* **AUSGEWÄHLTER TEXTAUSZUG**
Gojko Mitic, Mustangs, Marterpfähle. Die DEFA-Indianerfilme - Das große Buch für Fans.
von F.-B. Habel. Schwarzkopf und Schwarzkopf, Berlin 1997. ISBN: 3896021206
AMERICAN REBEL in der DDR
Dean Reed im Porträt
Er war eine Ausnahmeerscheinung. Dean Reed war Anfang dreißig, als er die DDR
zum ersten Mal
besuchte. Der für damalige Verhältnisse "langhaarige" Künstler sah blendend aus,
schlank, stark, blauäugig. Aus dem Land, wo Milch und Honig fließen, brachte er die
große, weite Welt mit in die kleine, abgeschiedene DDR. Aber er war auch ein Gegner der
amerikanischen Politik. Um das zu sein, brauchte es nicht viel. Die USA führten einen verbissenen
Krieg in Vietnam. Und sie trugen Mitverantwortung für den blutigen Militärputsch in Chile
von 1973, in dessen Ergebnis ein ganzes Volk unterjocht wurde. Das alles sprach Hirne und Herzen
jüngerer wie älterer DDR-Bürger an, die offenen Auges in die Welt sahen. Dean Reed
wurde in Leipzig, (Ost-)Berlin und Rostock umjubelt wie selten ein Künstler. Er kam wieder, kam
öfter wieder, verliebte sich in eine Berlinerin,
heiratete sie und blieb.
In die Neue Welt wurde er 1938 hineingeboren, und zwar in
Denver/Colorado. Er wuchs auf einer Ranch
auf, und böse Mäuler sagen, daß ihn das Leben in der amerikanischen Provinz, die
noch provinzieller als die deutsche sein soll, tief geprägt hätte. Einen gewissen Hang
zum Kitsch wurde Dean Reed nie mehr los, was ihn vielen seiner Fans jedoch nur noch sympathischer
machte.

* **ZU ERLEDIGEN**
1. Kopiere aus den Datensätzen die Zeilen ab der Zeile mit „console-icon[interactable] xyxy=(290,61,308,79)“ bis zur Zeile mit „table-row[interactable]: (磁盘 1 磁盘分区 1)“, beide eingeschlossen, ohne jede Änderung.
2. Schreib den Textauszug über Dean Reed ab seinem letzten Satz weiter.
Der Textauszug und die Datensätze haben nichts miteinander zu tun.

(Datensätze zu Layoutbereichen)
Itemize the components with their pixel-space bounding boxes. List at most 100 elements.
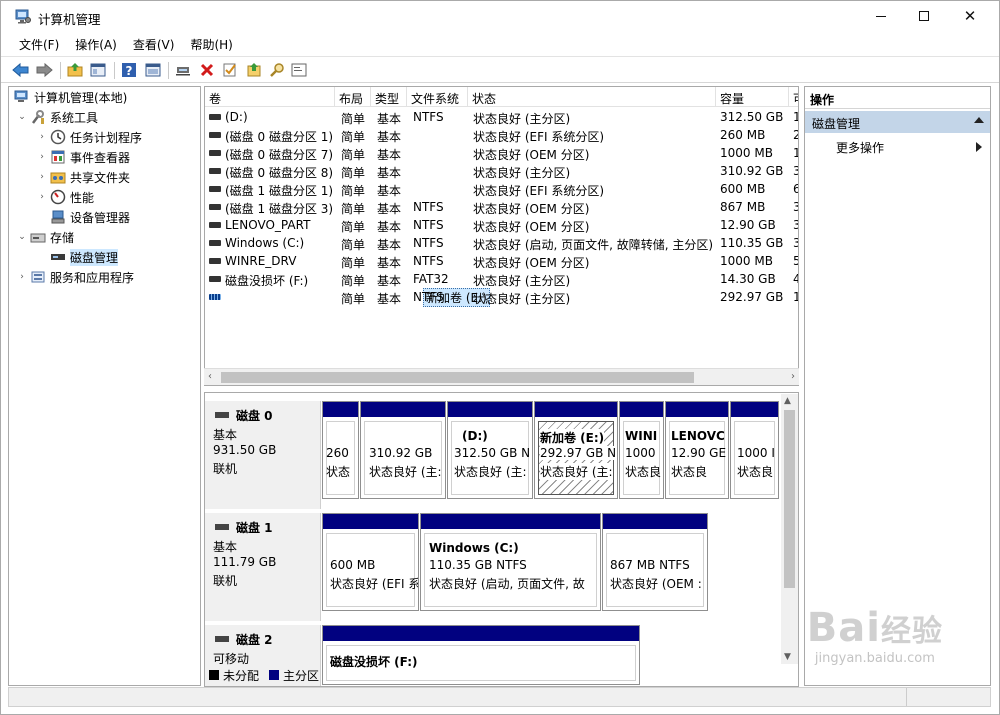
console-icon[interactable] xyxy=(290,61,308,79)
scroll-right-icon[interactable]: › xyxy=(791,371,795,382)
device-manager-icon xyxy=(50,209,66,225)
expanded-arrow-icon[interactable]: ⌄ xyxy=(16,232,28,242)
partition-block[interactable]: 310.92 GB 状态良好 (主: xyxy=(360,401,446,499)
partition-block[interactable]: 867 MB NTFS 状态良好 (OEM : xyxy=(602,513,708,611)
collapsed-arrow-icon[interactable]: › xyxy=(36,152,48,162)
table-row[interactable]: 磁盘没损坏 (F:) 简单基本 FAT32 状态良好 (主分区) 14.30 GB 4 xyxy=(205,270,798,288)
partition-block[interactable]: Windows (C:) 110.35 GB NTFS 状态良好 (启动, 页面… xyxy=(420,513,601,611)
partition-block[interactable]: LENOVC 12.90 GE 状态良 xyxy=(665,401,729,499)
col-filesystem[interactable]: 文件系统 xyxy=(407,87,468,107)
disk-0-row: 磁盘 0 基本 931.50 GB 联机 260 状态 310.92 GB 状态… xyxy=(205,401,780,509)
table-cell: 状态良好 (主分区) xyxy=(473,166,571,180)
partition-block[interactable]: (D:) 312.50 GB N 状态良好 (主: xyxy=(447,401,533,499)
back-icon[interactable] xyxy=(12,61,30,79)
table-row[interactable]: (磁盘 1 磁盘分区 3) 简单 基本 NTFS 状态良好 (OEM 分区) 867 MB… xyxy=(205,198,798,216)
volume-icon xyxy=(209,276,221,282)
partition-block-selected[interactable]: 新加卷 (E:) 292.97 GB N 状态良好 (主: xyxy=(534,401,618,499)
tree-root[interactable]: 计算机管理(本地) xyxy=(12,88,127,106)
baidu-watermark: Bai经验 jingyan.baidu.com xyxy=(806,605,943,666)
col-layout[interactable]: 布局 xyxy=(335,87,371,107)
table-row[interactable]: 新加卷 (E:)简单基本NTFS状态良好 (主分区)292.97 GB1 xyxy=(205,288,798,307)
table-row[interactable]: (磁盘 1 磁盘分区 1) 简单基本 状态良好 (EFI 系统分区) 600 MB 6 xyxy=(205,180,798,198)
tree-item-storage[interactable]: ⌄ 存储 xyxy=(16,228,74,246)
disk-1-label[interactable]: 磁盘 1 基本 111.79 GB 联机 xyxy=(205,513,321,621)
tree-item-event-viewer[interactable]: › 事件查看器 xyxy=(36,148,130,166)
partition-block[interactable]: 磁盘没损坏 (F:) xyxy=(322,625,640,685)
scroll-left-icon[interactable]: ‹ xyxy=(208,371,212,382)
expanded-arrow-icon[interactable]: ⌄ xyxy=(16,112,28,122)
col-capacity[interactable]: 容量 xyxy=(716,87,789,107)
partition-block[interactable]: 600 MB 状态良好 (EFI 系 xyxy=(322,513,419,611)
export-icon[interactable] xyxy=(245,61,263,79)
disk-0-label[interactable]: 磁盘 0 基本 931.50 GB 联机 xyxy=(205,401,321,509)
minimize-button[interactable] xyxy=(858,1,904,31)
scroll-down-icon[interactable]: ▼ xyxy=(784,652,791,662)
col-volume[interactable]: 卷 xyxy=(205,87,335,107)
table-cell: 110.35 GB xyxy=(720,236,784,250)
partition-block[interactable]: WINI 1000 状态良 xyxy=(619,401,664,499)
table-row[interactable]: (磁盘 0 磁盘分区 1) 简单基本 状态良好 (EFI 系统分区) 260 MB 2 xyxy=(205,126,798,144)
help-icon[interactable]: ? xyxy=(120,61,138,79)
table-cell: WINRE_DRV xyxy=(225,254,297,268)
table-row[interactable]: (磁盘 0 磁盘分区 8) 简单基本 状态良好 (主分区) 310.92 GB 3 xyxy=(205,162,798,180)
menu-file[interactable]: 文件(F) xyxy=(1,33,67,55)
table-cell: 3 xyxy=(793,200,798,214)
submenu-arrow-icon xyxy=(976,142,982,152)
tree-item-device-manager[interactable]: 设备管理器 xyxy=(48,208,130,226)
table-cell: (磁盘 0 磁盘分区 7) xyxy=(225,148,333,162)
search-icon[interactable] xyxy=(268,61,286,79)
actions-section-disk-management[interactable]: 磁盘管理 xyxy=(805,111,990,133)
table-cell: 292.97 GB xyxy=(720,290,784,304)
menu-action[interactable]: 操作(A) xyxy=(67,33,125,55)
menu-help[interactable]: 帮助(H) xyxy=(182,33,240,55)
tree-item-services-apps[interactable]: › 服务和应用程序 xyxy=(16,268,134,286)
collapsed-arrow-icon[interactable]: › xyxy=(36,192,48,202)
collapsed-arrow-icon[interactable]: › xyxy=(36,132,48,142)
hscroll-thumb[interactable] xyxy=(221,372,694,383)
check-icon[interactable] xyxy=(221,61,239,79)
up-folder-icon[interactable] xyxy=(66,61,84,79)
volume-icon xyxy=(209,186,221,192)
volume-list-hscrollbar[interactable]: ‹ › xyxy=(204,368,799,385)
close-button[interactable]: ✕ xyxy=(947,1,993,31)
more-actions-item[interactable]: 更多操作 xyxy=(805,136,990,156)
properties-icon[interactable] xyxy=(144,61,162,79)
col-status[interactable]: 状态 xyxy=(468,87,716,107)
tree-item-system-tools[interactable]: ⌄ 系统工具 xyxy=(16,108,98,126)
forward-icon[interactable] xyxy=(35,61,53,79)
table-cell: (磁盘 0 磁盘分区 8) xyxy=(225,166,333,180)
tree-item-performance[interactable]: › 性能 xyxy=(36,188,94,206)
tree-item-disk-management[interactable]: 磁盘管理 xyxy=(48,248,119,266)
partition-block[interactable]: 1000 I 状态良 xyxy=(730,401,779,499)
collapse-up-icon[interactable] xyxy=(974,117,984,123)
disk-icon xyxy=(215,524,229,530)
scroll-up-icon[interactable]: ▲ xyxy=(784,396,791,406)
volume-icon xyxy=(209,240,221,246)
disk-icon xyxy=(50,249,66,265)
table-row[interactable]: (磁盘 0 磁盘分区 7) 简单基本 状态良好 (OEM 分区) 1000 MB 1 xyxy=(205,144,798,162)
close-icon: ✕ xyxy=(963,7,977,25)
connect-icon[interactable] xyxy=(174,61,192,79)
table-row[interactable]: (D:) 简单基本 NTFS 状态良好 (主分区) 312.50 GB 1 xyxy=(205,108,798,126)
maximize-button[interactable] xyxy=(901,1,947,31)
tree-item-shared-folders[interactable]: › 共享文件夹 xyxy=(36,168,130,186)
table-row[interactable]: WINRE_DRV 简单基本 NTFS 状态良好 (OEM 分区) 1000 MB 5 xyxy=(205,252,798,270)
table-cell: 310.92 GB xyxy=(720,164,784,178)
collapsed-arrow-icon[interactable]: › xyxy=(36,172,48,182)
menu-view[interactable]: 查看(V) xyxy=(125,33,183,55)
vscroll-thumb[interactable] xyxy=(784,410,795,588)
legend-swatch-primary xyxy=(269,670,280,680)
table-cell: 3 xyxy=(793,218,798,232)
show-tree-icon[interactable] xyxy=(89,61,107,79)
table-row[interactable]: Windows (C:) 简单 基本 NTFS 状态良好 (启动, 页面文件, 故障转储… xyxy=(205,234,798,252)
computer-management-icon xyxy=(15,9,31,24)
col-type[interactable]: 类型 xyxy=(371,87,407,107)
tree-item-task-scheduler[interactable]: › 任务计划程序 xyxy=(36,128,142,146)
table-row[interactable]: LENOVO_PART 简单 基本 NTFS 状态良好 (OEM 分区) 12.90 GB… xyxy=(205,216,798,234)
partition-block[interactable]: 260 状态 xyxy=(322,401,359,499)
delete-icon[interactable] xyxy=(198,61,216,79)
legend-swatch-unallocated xyxy=(209,670,219,680)
collapsed-arrow-icon[interactable]: › xyxy=(16,272,28,282)
col-free[interactable]: 可 xyxy=(789,87,798,107)
disk-pane-vscrollbar[interactable]: ▲ ▼ xyxy=(781,394,798,664)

* **ERGEBNISSE**
1.
console-icon[interactable] xyxy=(290,61,308,79)
scroll-right-icon[interactable]: › xyxy=(791,371,795,382)
device-manager-icon xyxy=(50,209,66,225)
expanded-arrow-icon[interactable]: ⌄ xyxy=(16,232,28,242)
partition-block[interactable]: 310.92 GB 状态良好 (主: xyxy=(360,401,446,499)
partition-block[interactable]: 867 MB NTFS 状态良好 (OEM : xyxy=(602,513,708,611)
collapsed-arrow-icon[interactable]: › xyxy=(36,152,48,162)
table-row[interactable]: 磁盘没损坏 (F:) 简单基本 FAT32 状态良好 (主分区) 14.30 GB 4 xyxy=(205,270,798,288)
partition-block[interactable]: Windows (C:) 110.35 GB NTFS 状态良好 (启动, 页面… xyxy=(420,513,601,611)
partition-block[interactable]: LENOVC 12.90 GE 状态良 xyxy=(665,401,729,499)
col-filesystem[interactable]: 文件系统 xyxy=(407,87,468,107)
disk-0-row: 磁盘 0 基本 931.50 GB 联机 260 状态 310.92 GB 状态… xyxy=(205,401,780,509)
table-cell: 状态良好 (主分区) xyxy=(473,166,571,180)
partition-block[interactable]: (D:) 312.50 GB N 状态良好 (主: xyxy=(447,401,533,499)
back-icon[interactable] xyxy=(12,61,30,79)
table-row[interactable]: (磁盘 1 磁盘分区 3) 简单 基本 NTFS 状态良好 (OEM 分区) 867 MB… xyxy=(205,198,798,216)
volume-icon xyxy=(209,276,221,282)
partition-block-selected[interactable]: 新加卷 (E:) 292.97 GB N 状态良好 (主: xyxy=(534,401,618,499)
tree-root[interactable]: 计算机管理(本地) xyxy=(12,88,127,106)
baidu-watermark: Bai经验 jingyan.baidu.com xyxy=(806,605,943,666)
col-layout[interactable]: 布局 xyxy=(335,87,371,107)
table-row[interactable]: 新加卷 (E:)简单基本NTFS状态良好 (主分区)292.97 GB1 xyxy=(205,288,798,307)
table-row[interactable]: (磁盘 1 磁盘分区 1) 简单基本 状态良好 (EFI 系统分区) 600 MB 6 xyxy=(205,180,798,198)

2.
Sein Vater Cyril
wollte aus Dean einen Offizier machen. Mit zehn kam der Junge auf eine
Kadettenanstalt.
Dem Einspruch seiner Mutter Ruth
hatte es Dean zu verdanken, daß er dem harten Drill wieder
entkam. Er entdeckte seine Liebe zu Pferden und Rodeos und begann mit zwölf, zur Gitarre zu
singen. Wie viele junge Leute in den fünfziger Jahren wurde er ein Anhänger des Rock'n'Roll,
und mehr als das. Dean Reed wurde ein erfolgreicher Rocksänger mit einem guten Plattenvertrag,
und er war beliebt beim Publikum. In Hollywood besuchte er die Schauspielschule von Warner Bros und
übernahm schon kleine Filmrollen. Seine eigentliche Karriere begann jedoch in Mexiko.
Überliefert ist eine
Hitliste, die Dean Reed mit seinem Song
"Our Summer Romance" anführte
- noch vor solchen Stars wie Elvis Presley, Paul Anka, Ray Charles und Neil Sadeka. In Mexiko spielte
er auch die erste Film-Hauptrolle.
Deans Schauspiellehrer Paton Price
war einer der verfemten Künstler, die in der McCarthy-Ära
auf der Schwarzen Liste standen. Er gab dem jungen Mann Lektionen über Recht und Gerechtigkeit,
die ihn tief prägten. Auf der Tournee durch Chile,
Brasilien, Argentinien und Peru sah Dean viel
Unrecht und viel Leid. Er begann, sich für soziale Fragen zu interessieren, sich für die
untersten Klassen, die Ausgebeuteten einzusetzen und gegen die Ausbeuter aufzutreten. Das tat er als
Mitglied des argentinischen Friedensrates, der ihn 1965 nach Moskau delegierte, wo er 1966 sein
erstes Konzert mit zum Teil selbstgeschriebenen Friedensliedern gab.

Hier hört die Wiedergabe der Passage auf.